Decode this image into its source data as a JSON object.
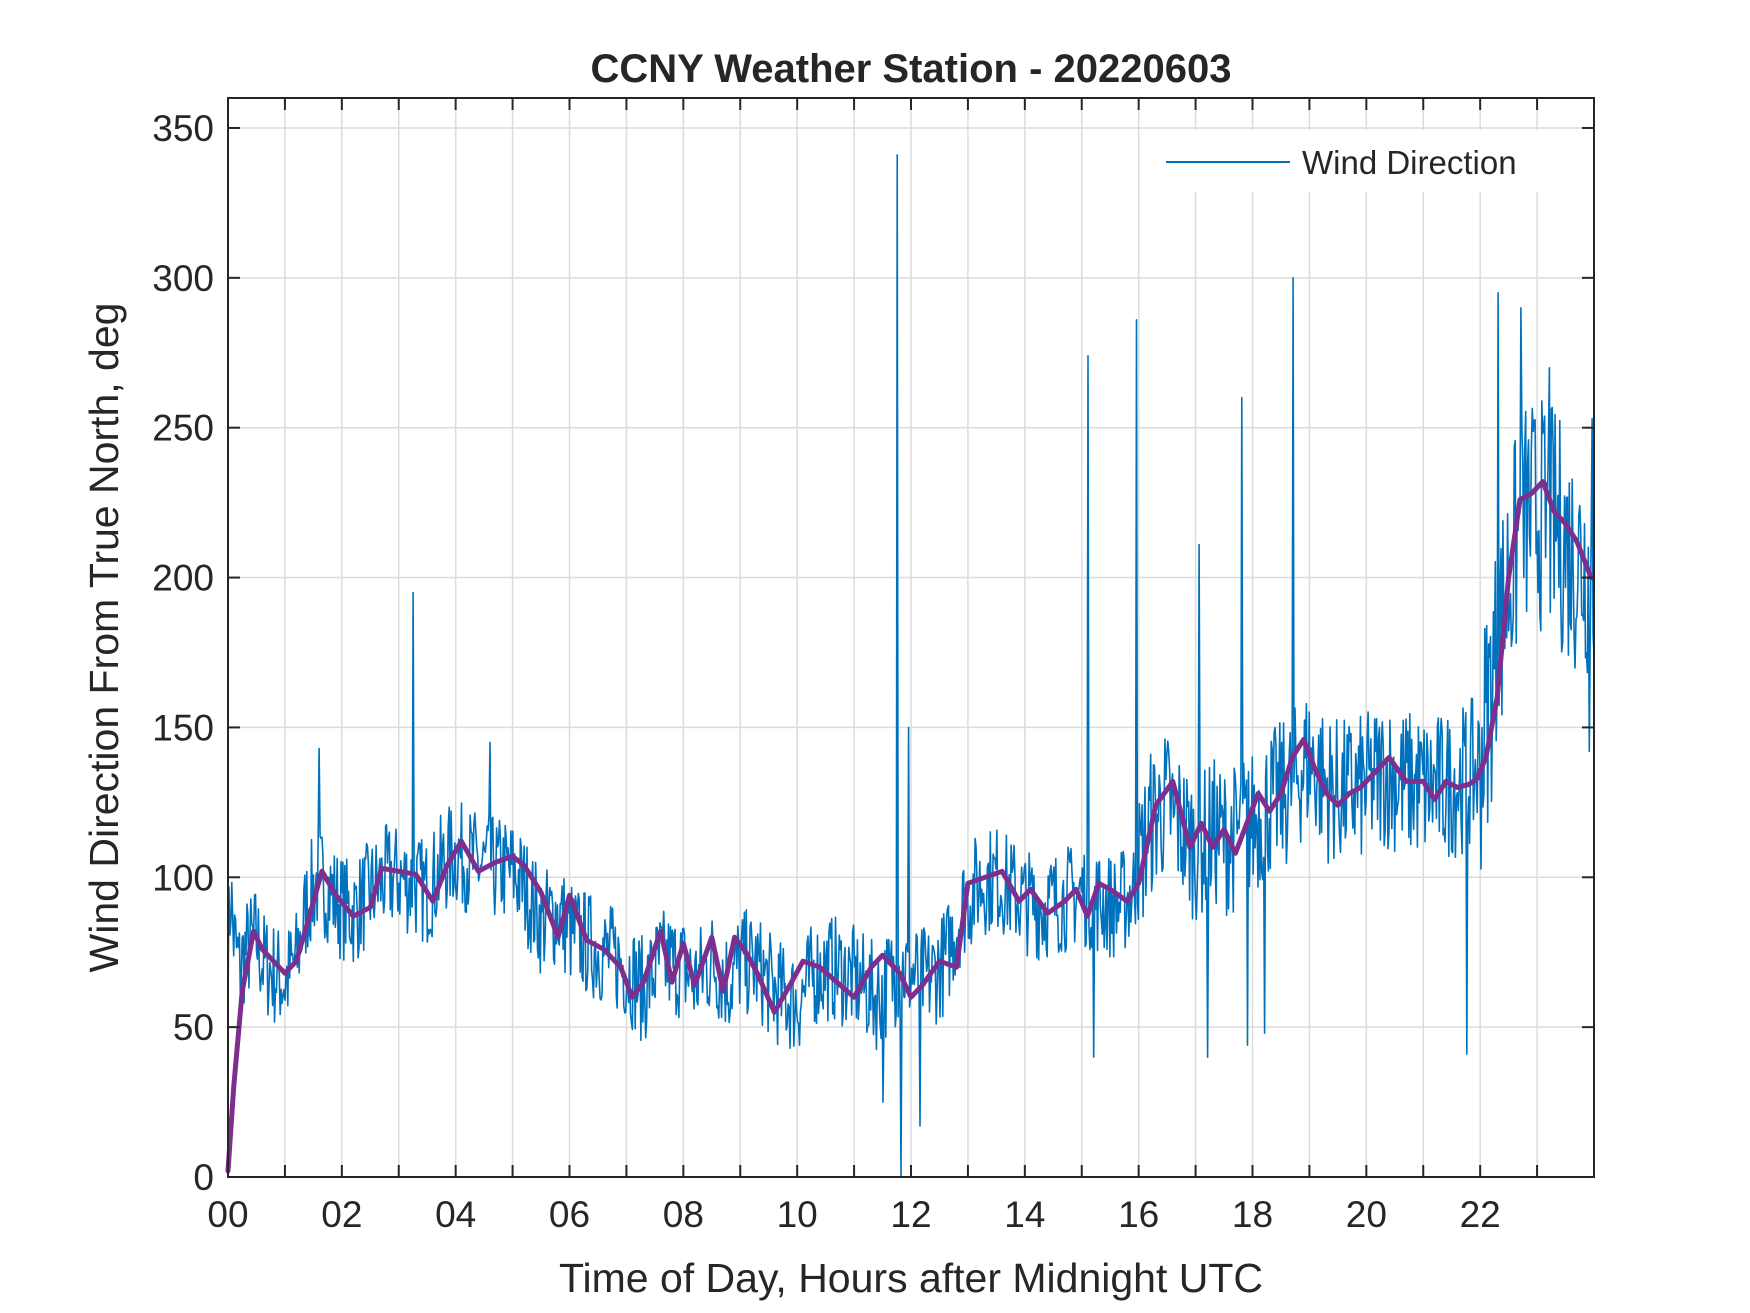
{
  "chart_data": {
    "type": "line",
    "title": "CCNY Weather Station - 20220603",
    "xlabel": "Time of Day, Hours after Midnight UTC",
    "ylabel": "Wind Direction From True North, deg",
    "xlim": [
      0,
      24
    ],
    "ylim": [
      0,
      360
    ],
    "x_ticks": [
      0,
      2,
      4,
      6,
      8,
      10,
      12,
      14,
      16,
      18,
      20,
      22
    ],
    "x_tick_labels": [
      "00",
      "02",
      "04",
      "06",
      "08",
      "10",
      "12",
      "14",
      "16",
      "18",
      "20",
      "22"
    ],
    "y_ticks": [
      0,
      50,
      100,
      150,
      200,
      250,
      300,
      350
    ],
    "y_tick_labels": [
      "0",
      "50",
      "100",
      "150",
      "200",
      "250",
      "300",
      "350"
    ],
    "grid": true,
    "legend": {
      "position": "top-right",
      "entries": [
        "Wind Direction"
      ]
    },
    "series": [
      {
        "name": "Wind Direction",
        "color": "#0072BD",
        "style": "raw",
        "anchors": [
          [
            0,
            75
          ],
          [
            0.05,
            95
          ],
          [
            0.1,
            80
          ],
          [
            0.2,
            70
          ],
          [
            0.3,
            75
          ],
          [
            0.5,
            80
          ],
          [
            0.6,
            72
          ],
          [
            0.8,
            68
          ],
          [
            1.0,
            65
          ],
          [
            1.2,
            72
          ],
          [
            1.4,
            92
          ],
          [
            1.6,
            100
          ],
          [
            1.8,
            95
          ],
          [
            2.0,
            90
          ],
          [
            2.2,
            88
          ],
          [
            2.5,
            95
          ],
          [
            2.8,
            100
          ],
          [
            3.0,
            100
          ],
          [
            3.2,
            98
          ],
          [
            3.5,
            95
          ],
          [
            3.8,
            105
          ],
          [
            4.0,
            108
          ],
          [
            4.3,
            105
          ],
          [
            4.6,
            103
          ],
          [
            5.0,
            102
          ],
          [
            5.2,
            97
          ],
          [
            5.5,
            85
          ],
          [
            5.8,
            88
          ],
          [
            6.0,
            82
          ],
          [
            6.3,
            78
          ],
          [
            6.6,
            75
          ],
          [
            7.0,
            70
          ],
          [
            7.3,
            62
          ],
          [
            7.6,
            72
          ],
          [
            8.0,
            70
          ],
          [
            8.2,
            65
          ],
          [
            8.5,
            72
          ],
          [
            8.8,
            65
          ],
          [
            9.0,
            72
          ],
          [
            9.3,
            70
          ],
          [
            9.6,
            62
          ],
          [
            10.0,
            58
          ],
          [
            10.3,
            68
          ],
          [
            10.6,
            70
          ],
          [
            11.0,
            66
          ],
          [
            11.4,
            60
          ],
          [
            11.8,
            70
          ],
          [
            12.0,
            68
          ],
          [
            12.3,
            66
          ],
          [
            12.6,
            72
          ],
          [
            12.9,
            90
          ],
          [
            13.2,
            98
          ],
          [
            13.5,
            100
          ],
          [
            13.8,
            95
          ],
          [
            14.0,
            92
          ],
          [
            14.3,
            90
          ],
          [
            14.6,
            92
          ],
          [
            15.0,
            95
          ],
          [
            15.3,
            92
          ],
          [
            15.6,
            90
          ],
          [
            15.9,
            95
          ],
          [
            16.2,
            118
          ],
          [
            16.5,
            125
          ],
          [
            16.8,
            115
          ],
          [
            17.0,
            110
          ],
          [
            17.3,
            115
          ],
          [
            17.6,
            112
          ],
          [
            18.0,
            118
          ],
          [
            18.3,
            125
          ],
          [
            18.6,
            128
          ],
          [
            19.0,
            140
          ],
          [
            19.3,
            130
          ],
          [
            19.6,
            128
          ],
          [
            20.0,
            130
          ],
          [
            20.3,
            135
          ],
          [
            20.6,
            132
          ],
          [
            21.0,
            130
          ],
          [
            21.3,
            130
          ],
          [
            21.6,
            132
          ],
          [
            21.9,
            135
          ],
          [
            22.0,
            138
          ],
          [
            22.2,
            165
          ],
          [
            22.5,
            200
          ],
          [
            22.8,
            220
          ],
          [
            23.0,
            222
          ],
          [
            23.3,
            218
          ],
          [
            23.6,
            208
          ],
          [
            23.9,
            205
          ]
        ],
        "spikes": [
          [
            1.6,
            143
          ],
          [
            3.25,
            195
          ],
          [
            4.6,
            145
          ],
          [
            11.5,
            25
          ],
          [
            11.75,
            341
          ],
          [
            11.82,
            0
          ],
          [
            11.95,
            150
          ],
          [
            12.15,
            17
          ],
          [
            15.1,
            274
          ],
          [
            15.2,
            40
          ],
          [
            15.95,
            286
          ],
          [
            16.6,
            120
          ],
          [
            17.05,
            211
          ],
          [
            17.2,
            40
          ],
          [
            17.8,
            260
          ],
          [
            17.9,
            44
          ],
          [
            18.7,
            300
          ],
          [
            18.2,
            48
          ],
          [
            21.75,
            41
          ],
          [
            22.3,
            295
          ],
          [
            22.7,
            290
          ],
          [
            23.0,
            195
          ],
          [
            23.2,
            270
          ],
          [
            23.9,
            142
          ],
          [
            23.95,
            253
          ]
        ],
        "noise_amplitude": 18,
        "samples": 1440
      },
      {
        "name": "",
        "color": "#7E2F8E",
        "style": "smoothed",
        "values_x": [
          0,
          0.1,
          0.25,
          0.45,
          0.6,
          0.8,
          1.0,
          1.2,
          1.4,
          1.65,
          1.9,
          2.2,
          2.5,
          2.7,
          3.0,
          3.3,
          3.6,
          3.85,
          4.1,
          4.4,
          4.7,
          5.0,
          5.2,
          5.5,
          5.8,
          6.0,
          6.3,
          6.6,
          6.9,
          7.1,
          7.3,
          7.6,
          7.8,
          8.0,
          8.2,
          8.5,
          8.7,
          8.9,
          9.1,
          9.3,
          9.6,
          9.9,
          10.1,
          10.4,
          10.7,
          11.0,
          11.3,
          11.5,
          11.8,
          12.0,
          12.2,
          12.5,
          12.8,
          13.0,
          13.3,
          13.6,
          13.9,
          14.1,
          14.4,
          14.7,
          14.9,
          15.1,
          15.3,
          15.5,
          15.8,
          16.0,
          16.3,
          16.6,
          16.9,
          17.1,
          17.3,
          17.5,
          17.7,
          17.9,
          18.1,
          18.3,
          18.5,
          18.7,
          18.9,
          19.1,
          19.3,
          19.5,
          19.7,
          19.9,
          20.1,
          20.4,
          20.7,
          21.0,
          21.2,
          21.4,
          21.6,
          21.8,
          21.95,
          22.1,
          22.3,
          22.5,
          22.7,
          22.9,
          23.1,
          23.3,
          23.5,
          23.7,
          23.95
        ],
        "values_y": [
          2,
          30,
          62,
          82,
          76,
          72,
          68,
          72,
          85,
          102,
          94,
          87,
          90,
          103,
          102,
          101,
          92,
          104,
          112,
          102,
          105,
          107,
          104,
          95,
          80,
          94,
          79,
          76,
          70,
          60,
          65,
          82,
          65,
          78,
          64,
          80,
          62,
          80,
          75,
          68,
          55,
          65,
          72,
          70,
          65,
          60,
          70,
          74,
          68,
          60,
          64,
          72,
          70,
          98,
          100,
          102,
          92,
          96,
          88,
          92,
          96,
          87,
          98,
          96,
          92,
          98,
          124,
          132,
          110,
          118,
          110,
          116,
          108,
          118,
          128,
          122,
          128,
          140,
          146,
          136,
          128,
          124,
          128,
          130,
          134,
          140,
          132,
          132,
          126,
          132,
          130,
          131,
          133,
          140,
          160,
          200,
          226,
          228,
          232,
          222,
          218,
          212,
          200
        ]
      }
    ]
  }
}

####

### TASK PROMPT
Each line of the material above either contains the word "Direction" or does not; state how many do, and nothing else.

### CORRECT OUTPUT
3